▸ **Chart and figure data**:
···

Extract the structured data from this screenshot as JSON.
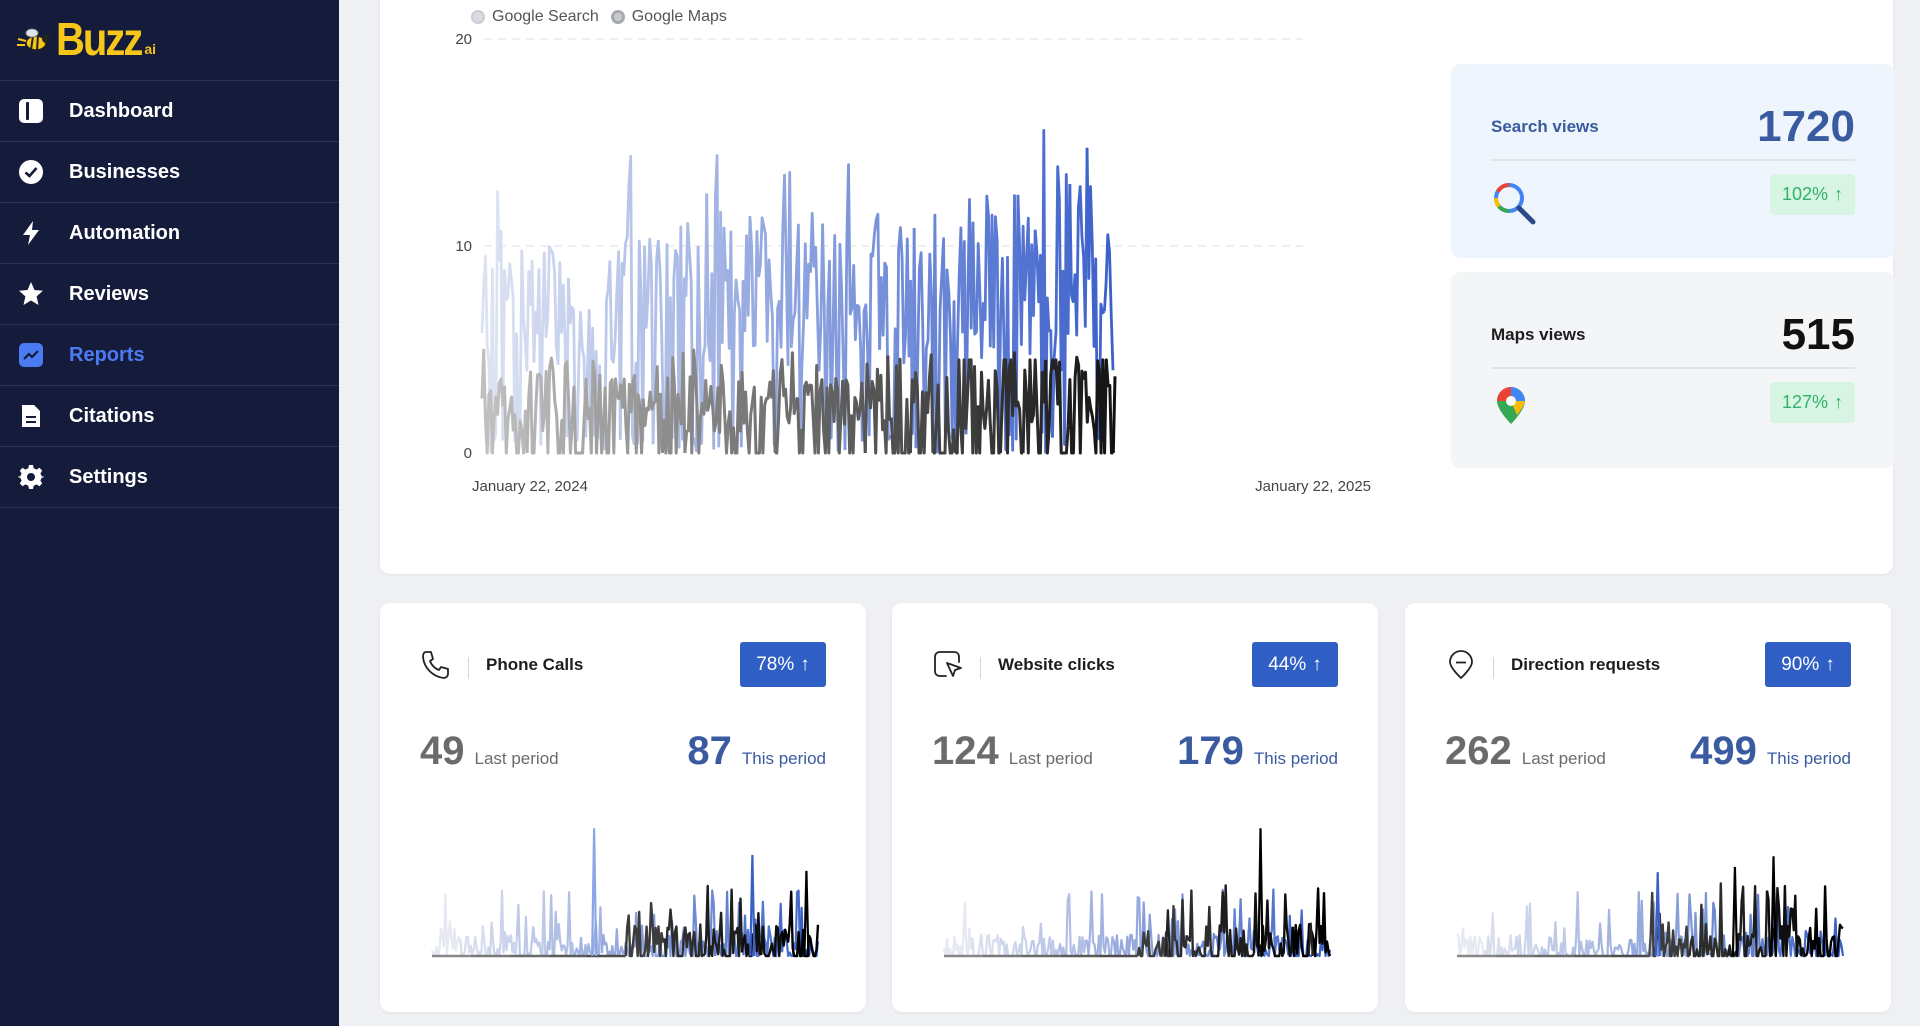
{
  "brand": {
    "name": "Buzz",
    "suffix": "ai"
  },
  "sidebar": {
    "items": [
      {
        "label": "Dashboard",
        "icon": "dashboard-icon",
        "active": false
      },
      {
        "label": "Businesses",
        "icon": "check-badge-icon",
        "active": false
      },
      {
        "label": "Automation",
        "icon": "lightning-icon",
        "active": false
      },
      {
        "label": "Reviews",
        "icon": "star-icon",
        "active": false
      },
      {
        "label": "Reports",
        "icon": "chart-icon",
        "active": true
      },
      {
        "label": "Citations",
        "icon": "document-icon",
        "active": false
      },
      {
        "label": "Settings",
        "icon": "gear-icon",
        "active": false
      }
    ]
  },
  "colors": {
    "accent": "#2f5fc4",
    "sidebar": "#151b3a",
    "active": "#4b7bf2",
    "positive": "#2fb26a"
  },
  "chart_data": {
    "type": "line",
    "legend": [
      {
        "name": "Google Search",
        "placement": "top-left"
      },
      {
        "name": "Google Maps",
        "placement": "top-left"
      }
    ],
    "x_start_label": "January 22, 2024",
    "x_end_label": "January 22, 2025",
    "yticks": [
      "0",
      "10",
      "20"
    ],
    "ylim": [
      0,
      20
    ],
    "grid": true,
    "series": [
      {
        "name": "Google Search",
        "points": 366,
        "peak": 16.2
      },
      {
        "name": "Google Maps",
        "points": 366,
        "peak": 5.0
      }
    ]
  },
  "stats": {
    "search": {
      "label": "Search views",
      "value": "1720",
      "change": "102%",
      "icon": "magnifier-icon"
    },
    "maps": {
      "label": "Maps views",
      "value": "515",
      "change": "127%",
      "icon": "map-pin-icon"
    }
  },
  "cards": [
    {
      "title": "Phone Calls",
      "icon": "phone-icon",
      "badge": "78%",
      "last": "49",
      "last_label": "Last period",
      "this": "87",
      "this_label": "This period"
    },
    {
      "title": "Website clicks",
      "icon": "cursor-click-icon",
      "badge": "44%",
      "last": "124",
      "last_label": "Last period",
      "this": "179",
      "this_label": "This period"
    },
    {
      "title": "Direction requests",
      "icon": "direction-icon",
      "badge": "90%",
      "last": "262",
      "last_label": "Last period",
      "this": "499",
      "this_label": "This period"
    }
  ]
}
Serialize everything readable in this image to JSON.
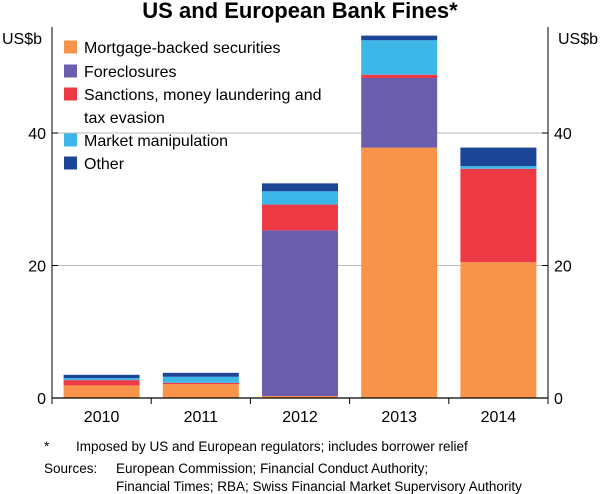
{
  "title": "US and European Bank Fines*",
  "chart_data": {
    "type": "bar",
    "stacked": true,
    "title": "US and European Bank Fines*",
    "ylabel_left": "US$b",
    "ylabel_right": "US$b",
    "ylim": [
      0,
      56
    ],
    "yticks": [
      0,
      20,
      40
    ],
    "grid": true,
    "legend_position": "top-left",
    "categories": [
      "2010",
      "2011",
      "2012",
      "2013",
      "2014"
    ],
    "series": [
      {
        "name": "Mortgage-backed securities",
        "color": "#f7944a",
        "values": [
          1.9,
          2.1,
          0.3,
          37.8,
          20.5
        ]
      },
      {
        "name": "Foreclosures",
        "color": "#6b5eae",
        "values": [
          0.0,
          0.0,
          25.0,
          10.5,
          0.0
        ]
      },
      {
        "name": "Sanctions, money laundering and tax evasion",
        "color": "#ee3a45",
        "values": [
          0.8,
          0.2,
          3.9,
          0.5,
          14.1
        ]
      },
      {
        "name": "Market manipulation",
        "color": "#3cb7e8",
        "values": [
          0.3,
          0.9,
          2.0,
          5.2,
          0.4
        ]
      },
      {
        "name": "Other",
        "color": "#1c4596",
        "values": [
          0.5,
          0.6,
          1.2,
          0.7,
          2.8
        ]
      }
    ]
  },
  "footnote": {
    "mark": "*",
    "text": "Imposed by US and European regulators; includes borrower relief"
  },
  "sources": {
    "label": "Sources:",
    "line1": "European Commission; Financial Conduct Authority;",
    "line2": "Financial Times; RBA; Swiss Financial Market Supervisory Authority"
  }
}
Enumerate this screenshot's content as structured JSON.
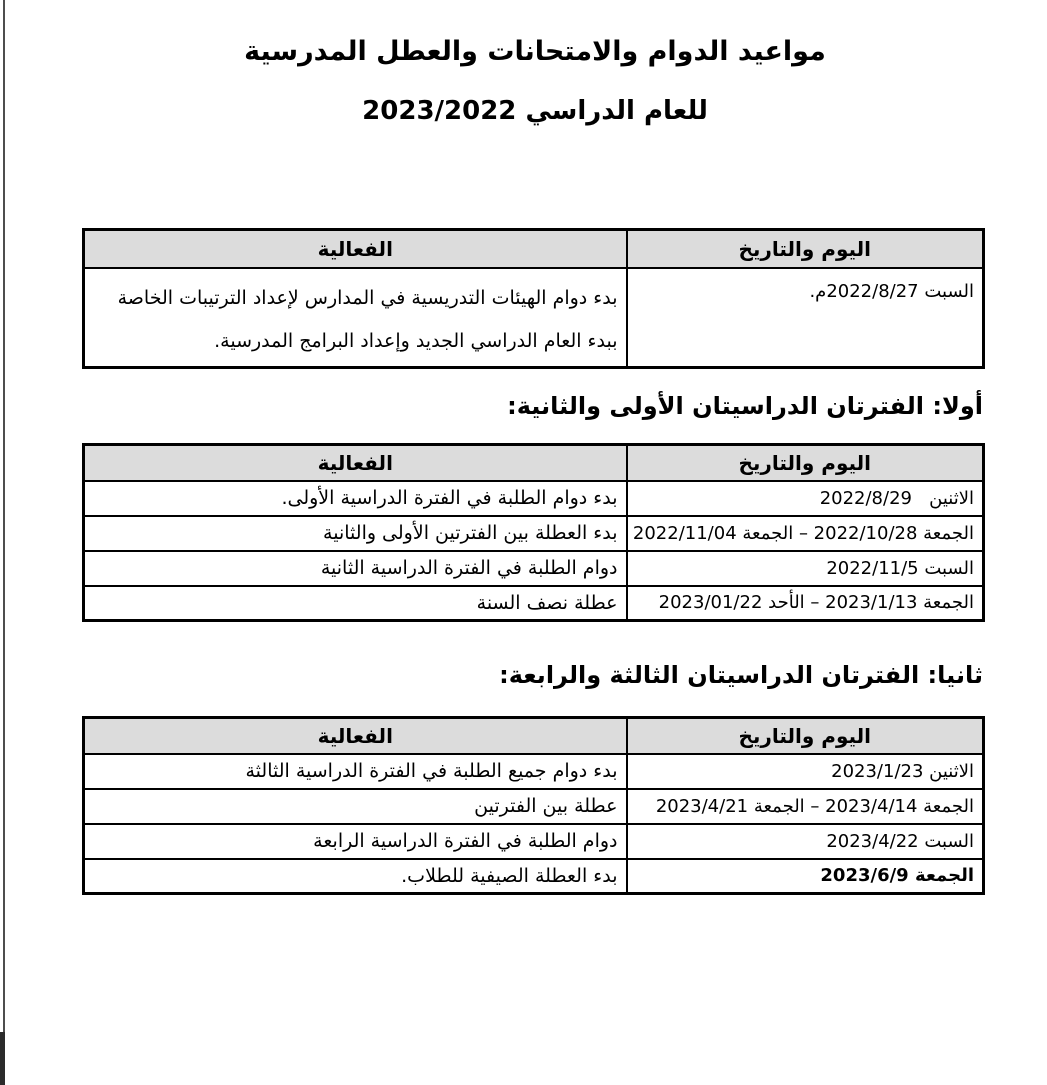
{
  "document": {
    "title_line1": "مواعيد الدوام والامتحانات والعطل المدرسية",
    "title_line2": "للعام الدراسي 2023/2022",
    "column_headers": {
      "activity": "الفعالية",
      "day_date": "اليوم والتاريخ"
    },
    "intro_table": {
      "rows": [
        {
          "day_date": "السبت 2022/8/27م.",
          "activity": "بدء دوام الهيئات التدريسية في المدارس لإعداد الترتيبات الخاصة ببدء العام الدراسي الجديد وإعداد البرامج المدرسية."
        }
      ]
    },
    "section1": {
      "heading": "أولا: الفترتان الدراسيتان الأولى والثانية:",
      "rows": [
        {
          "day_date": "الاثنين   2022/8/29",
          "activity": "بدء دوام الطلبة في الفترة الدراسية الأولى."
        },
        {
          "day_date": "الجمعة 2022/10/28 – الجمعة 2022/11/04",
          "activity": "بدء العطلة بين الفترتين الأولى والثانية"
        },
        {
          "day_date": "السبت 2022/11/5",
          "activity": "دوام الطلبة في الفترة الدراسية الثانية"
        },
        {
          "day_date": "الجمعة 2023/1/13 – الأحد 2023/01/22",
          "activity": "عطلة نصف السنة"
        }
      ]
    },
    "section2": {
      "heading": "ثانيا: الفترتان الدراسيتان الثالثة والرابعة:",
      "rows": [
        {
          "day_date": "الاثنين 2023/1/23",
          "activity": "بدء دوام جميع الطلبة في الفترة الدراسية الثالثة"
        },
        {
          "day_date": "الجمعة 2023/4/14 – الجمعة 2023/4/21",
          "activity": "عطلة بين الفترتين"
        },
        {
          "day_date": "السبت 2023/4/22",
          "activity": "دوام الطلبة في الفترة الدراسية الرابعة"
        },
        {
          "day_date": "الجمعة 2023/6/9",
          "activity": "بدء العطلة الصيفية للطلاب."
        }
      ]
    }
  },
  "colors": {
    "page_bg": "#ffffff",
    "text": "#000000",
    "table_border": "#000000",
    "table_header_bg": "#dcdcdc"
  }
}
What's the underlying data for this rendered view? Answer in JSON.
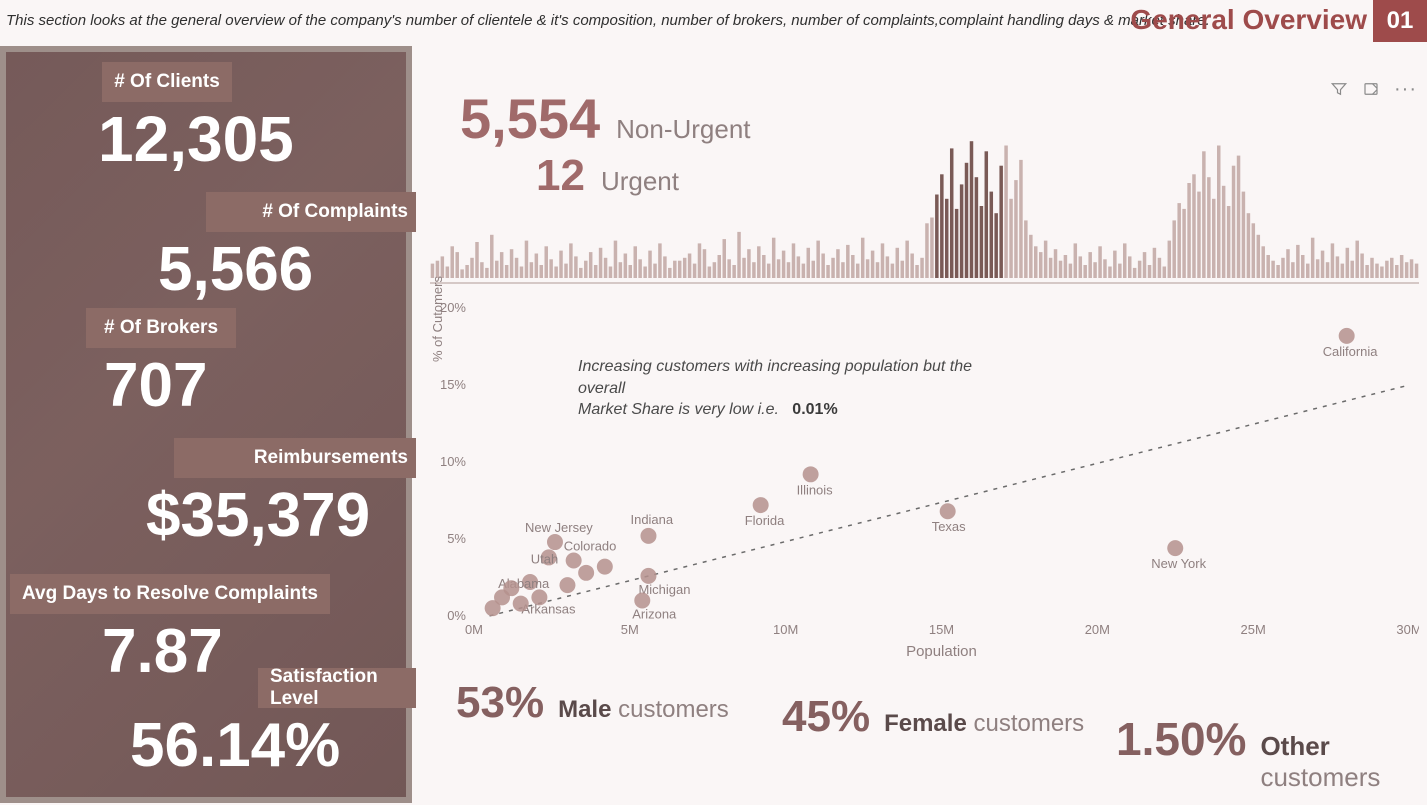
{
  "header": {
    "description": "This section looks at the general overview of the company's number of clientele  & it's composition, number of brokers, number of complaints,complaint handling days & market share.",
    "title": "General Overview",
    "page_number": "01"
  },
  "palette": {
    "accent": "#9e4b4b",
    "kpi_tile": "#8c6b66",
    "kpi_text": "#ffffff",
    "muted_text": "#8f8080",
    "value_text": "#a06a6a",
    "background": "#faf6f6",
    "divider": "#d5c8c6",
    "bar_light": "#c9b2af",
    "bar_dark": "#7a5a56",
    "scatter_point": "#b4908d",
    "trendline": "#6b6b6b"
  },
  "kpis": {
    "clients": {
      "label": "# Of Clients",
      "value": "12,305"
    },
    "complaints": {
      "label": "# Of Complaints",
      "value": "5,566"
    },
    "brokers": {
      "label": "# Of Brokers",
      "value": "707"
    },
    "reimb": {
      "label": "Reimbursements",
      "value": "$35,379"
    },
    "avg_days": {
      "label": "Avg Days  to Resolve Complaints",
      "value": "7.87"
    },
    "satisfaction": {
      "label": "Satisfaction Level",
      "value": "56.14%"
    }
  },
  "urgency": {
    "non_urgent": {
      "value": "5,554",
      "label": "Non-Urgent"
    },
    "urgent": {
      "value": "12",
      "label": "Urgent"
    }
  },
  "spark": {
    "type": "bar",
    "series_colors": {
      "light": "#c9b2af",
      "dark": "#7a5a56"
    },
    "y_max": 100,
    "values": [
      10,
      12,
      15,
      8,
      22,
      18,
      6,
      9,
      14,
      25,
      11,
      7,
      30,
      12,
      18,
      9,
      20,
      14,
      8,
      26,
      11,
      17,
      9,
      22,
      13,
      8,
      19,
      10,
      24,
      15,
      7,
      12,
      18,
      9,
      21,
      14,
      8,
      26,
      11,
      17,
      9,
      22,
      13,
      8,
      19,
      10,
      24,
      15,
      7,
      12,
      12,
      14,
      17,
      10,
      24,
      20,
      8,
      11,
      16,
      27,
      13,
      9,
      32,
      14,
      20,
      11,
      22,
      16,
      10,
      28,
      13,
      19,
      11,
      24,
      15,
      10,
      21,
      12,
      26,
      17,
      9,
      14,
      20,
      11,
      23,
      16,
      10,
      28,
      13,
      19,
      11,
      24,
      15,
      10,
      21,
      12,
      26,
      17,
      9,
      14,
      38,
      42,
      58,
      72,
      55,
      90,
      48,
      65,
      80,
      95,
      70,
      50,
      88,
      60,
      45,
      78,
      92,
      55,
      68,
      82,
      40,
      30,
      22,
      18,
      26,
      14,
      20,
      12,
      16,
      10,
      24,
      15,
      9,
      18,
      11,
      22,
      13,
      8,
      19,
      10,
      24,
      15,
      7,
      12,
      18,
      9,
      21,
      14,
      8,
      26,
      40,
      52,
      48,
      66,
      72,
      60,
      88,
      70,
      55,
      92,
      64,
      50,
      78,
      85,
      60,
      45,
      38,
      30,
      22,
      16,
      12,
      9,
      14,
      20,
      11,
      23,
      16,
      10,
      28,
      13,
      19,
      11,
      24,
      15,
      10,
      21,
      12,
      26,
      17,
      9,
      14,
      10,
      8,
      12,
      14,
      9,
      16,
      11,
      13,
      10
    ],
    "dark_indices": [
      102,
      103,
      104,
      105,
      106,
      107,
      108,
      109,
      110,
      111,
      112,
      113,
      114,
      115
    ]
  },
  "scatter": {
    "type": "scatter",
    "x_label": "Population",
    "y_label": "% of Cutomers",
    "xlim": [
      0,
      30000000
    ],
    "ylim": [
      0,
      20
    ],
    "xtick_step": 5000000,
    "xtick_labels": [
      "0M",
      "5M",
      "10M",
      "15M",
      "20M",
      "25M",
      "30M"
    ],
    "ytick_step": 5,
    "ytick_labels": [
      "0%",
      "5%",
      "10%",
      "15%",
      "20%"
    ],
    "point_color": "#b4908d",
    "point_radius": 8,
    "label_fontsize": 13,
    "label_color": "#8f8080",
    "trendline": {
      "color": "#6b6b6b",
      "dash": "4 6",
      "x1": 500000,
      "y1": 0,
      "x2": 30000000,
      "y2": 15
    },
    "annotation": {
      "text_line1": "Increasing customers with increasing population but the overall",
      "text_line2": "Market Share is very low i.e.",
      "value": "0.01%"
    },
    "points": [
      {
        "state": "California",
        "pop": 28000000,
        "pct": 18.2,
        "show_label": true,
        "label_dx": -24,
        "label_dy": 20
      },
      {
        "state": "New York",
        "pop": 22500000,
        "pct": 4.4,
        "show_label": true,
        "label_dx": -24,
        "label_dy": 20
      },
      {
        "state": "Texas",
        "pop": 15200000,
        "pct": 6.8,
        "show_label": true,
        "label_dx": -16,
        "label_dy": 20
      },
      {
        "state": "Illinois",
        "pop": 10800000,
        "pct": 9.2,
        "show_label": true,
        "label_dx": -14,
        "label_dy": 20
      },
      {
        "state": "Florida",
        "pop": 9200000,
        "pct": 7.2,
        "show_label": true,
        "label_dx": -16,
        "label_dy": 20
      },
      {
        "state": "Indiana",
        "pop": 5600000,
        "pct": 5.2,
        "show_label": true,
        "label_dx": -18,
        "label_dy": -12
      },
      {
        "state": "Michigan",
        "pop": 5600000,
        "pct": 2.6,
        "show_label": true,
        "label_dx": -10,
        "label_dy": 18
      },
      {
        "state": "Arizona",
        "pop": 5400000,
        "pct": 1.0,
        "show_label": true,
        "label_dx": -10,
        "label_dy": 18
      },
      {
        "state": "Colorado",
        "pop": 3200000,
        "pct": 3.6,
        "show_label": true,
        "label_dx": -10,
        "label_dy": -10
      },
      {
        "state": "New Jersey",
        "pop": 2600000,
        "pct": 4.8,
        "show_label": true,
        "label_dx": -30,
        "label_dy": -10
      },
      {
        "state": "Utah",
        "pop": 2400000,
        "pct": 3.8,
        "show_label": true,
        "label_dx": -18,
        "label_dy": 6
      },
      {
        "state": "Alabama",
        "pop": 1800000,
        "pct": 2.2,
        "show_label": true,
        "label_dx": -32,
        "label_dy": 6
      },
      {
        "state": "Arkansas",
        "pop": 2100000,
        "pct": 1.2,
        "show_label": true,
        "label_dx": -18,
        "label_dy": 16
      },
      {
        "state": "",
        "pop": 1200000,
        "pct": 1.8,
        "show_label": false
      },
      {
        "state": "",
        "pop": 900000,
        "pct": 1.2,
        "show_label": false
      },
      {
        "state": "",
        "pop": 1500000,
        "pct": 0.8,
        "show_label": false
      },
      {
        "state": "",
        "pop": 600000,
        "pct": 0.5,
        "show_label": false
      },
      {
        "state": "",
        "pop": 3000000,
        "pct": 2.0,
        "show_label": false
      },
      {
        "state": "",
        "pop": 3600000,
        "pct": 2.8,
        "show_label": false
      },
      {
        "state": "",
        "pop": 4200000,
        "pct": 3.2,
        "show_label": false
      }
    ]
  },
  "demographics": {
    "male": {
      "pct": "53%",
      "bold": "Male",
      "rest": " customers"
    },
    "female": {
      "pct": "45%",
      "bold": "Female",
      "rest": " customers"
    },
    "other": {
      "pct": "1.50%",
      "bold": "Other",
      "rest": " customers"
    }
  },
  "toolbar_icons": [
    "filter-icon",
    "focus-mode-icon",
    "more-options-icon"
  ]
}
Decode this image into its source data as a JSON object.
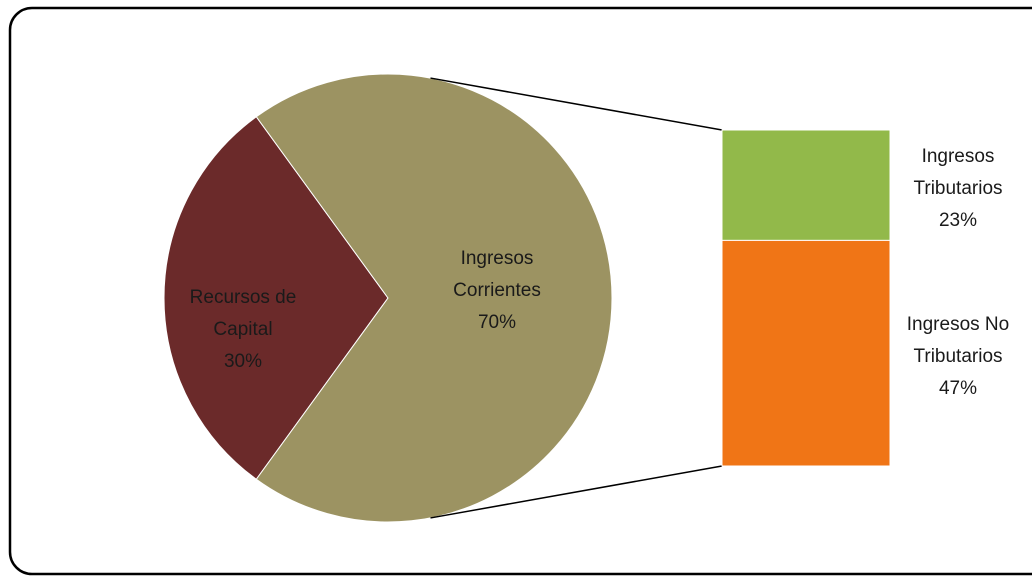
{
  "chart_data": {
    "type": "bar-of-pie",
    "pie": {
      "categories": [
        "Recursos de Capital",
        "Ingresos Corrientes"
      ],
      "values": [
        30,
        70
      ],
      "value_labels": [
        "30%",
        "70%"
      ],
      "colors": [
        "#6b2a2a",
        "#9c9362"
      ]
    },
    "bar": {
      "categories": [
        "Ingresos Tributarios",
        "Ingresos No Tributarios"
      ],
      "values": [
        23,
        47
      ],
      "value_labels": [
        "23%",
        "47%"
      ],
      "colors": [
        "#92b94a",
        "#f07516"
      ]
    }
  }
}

···

▸ **Work instructions**: Copy down every line of the material above that includes the string "المدرسية".

▸ **Solved problem**:
    "title_line1": "مواعيد الدوام والامتحانات والعطل المدرسية",
          "activity": "بدء دوام الهيئات التدريسية في المدارس لإعداد الترتيبات الخاصة ببدء العام الدراسي الجديد وإعداد البرامج المدرسية."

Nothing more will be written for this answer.